• **Work required**
Provide only the number of lines in the records below that include "幼儿园大班班级安全工作总结".

• **Provided entries**
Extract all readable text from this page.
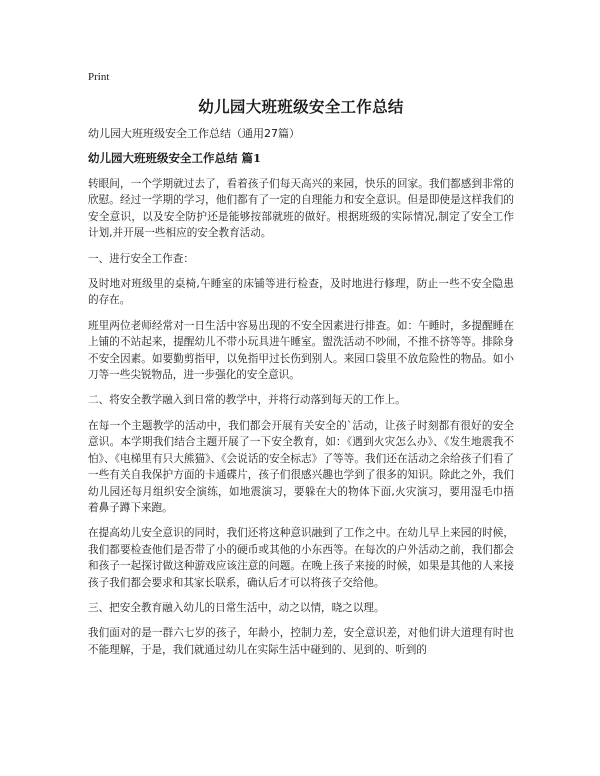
Print
幼儿园大班班级安全工作总结
幼儿园大班班级安全工作总结（通用27篇）
幼儿园大班班级安全工作总结 篇1

转眼间，一个学期就过去了，看着孩子们每天高兴的来园，快乐的回家。我们都感到非常的欣慰。经过一学期的学习，他们都有了一定的自理能力和安全意识。但是即使是这样我们的安全意识，以及安全防护还是能够按部就班的做好。根据班级的实际情况,制定了安全工作计划,并开展一些相应的安全教育活动。

一、进行安全工作查：

及时地对班级里的桌椅,午睡室的床铺等进行检查，及时地进行修理，防止一些不安全隐患的存在。

班里两位老师经常对一日生活中容易出现的不安全因素进行排查。如：午睡时，多提醒睡在上铺的不站起来，提醒幼儿不带小玩具进午睡室。盥洗活动不吵闹，不推不挤等等。排除身不安全因素。如要勤剪指甲，以免指甲过长伤到别人。来园口袋里不放危险性的物品。如小刀等一些尖锐物品，进一步强化的安全意识。

二、将安全教学融入到日常的教学中，并将行动落到每天的工作上。

在每一个主题教学的活动中，我们都会开展有关安全的`活动，让孩子时刻都有很好的安全意识。本学期我们结合主题开展了一下安全教育，如：《遇到火灾怎么办》、《发生地震我不怕》、《电梯里有只大熊猫》、《会说话的安全标志》了等等。我们还在活动之余给孩子们看了一些有关自我保护方面的卡通碟片，孩子们很感兴趣也学到了很多的知识。除此之外，我们幼儿园还每月组织安全演练，如地震演习，要躲在大的物体下面,火灾演习，要用湿毛巾捂着鼻子蹲下来跑。

在提高幼儿安全意识的同时，我们还将这种意识融到了工作之中。在幼儿早上来园的时候，我们都要检查他们是否带了小的硬币或其他的小东西等。在每次的户外活动之前，我们都会和孩子一起探讨做这种游戏应该注意的问题。在晚上孩子来接的时候，如果是其他的人来接孩子我们都会要求和其家长联系，确认后才可以将孩子交给他。

三、把安全教育融入幼儿的日常生活中，动之以情，晓之以理。

我们面对的是一群六七岁的孩子，年龄小，控制力差，安全意识差，对他们讲大道理有时也不能理解，于是，我们就通过幼儿在实际生活中碰到的、见到的、听到的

• **Correct response**
3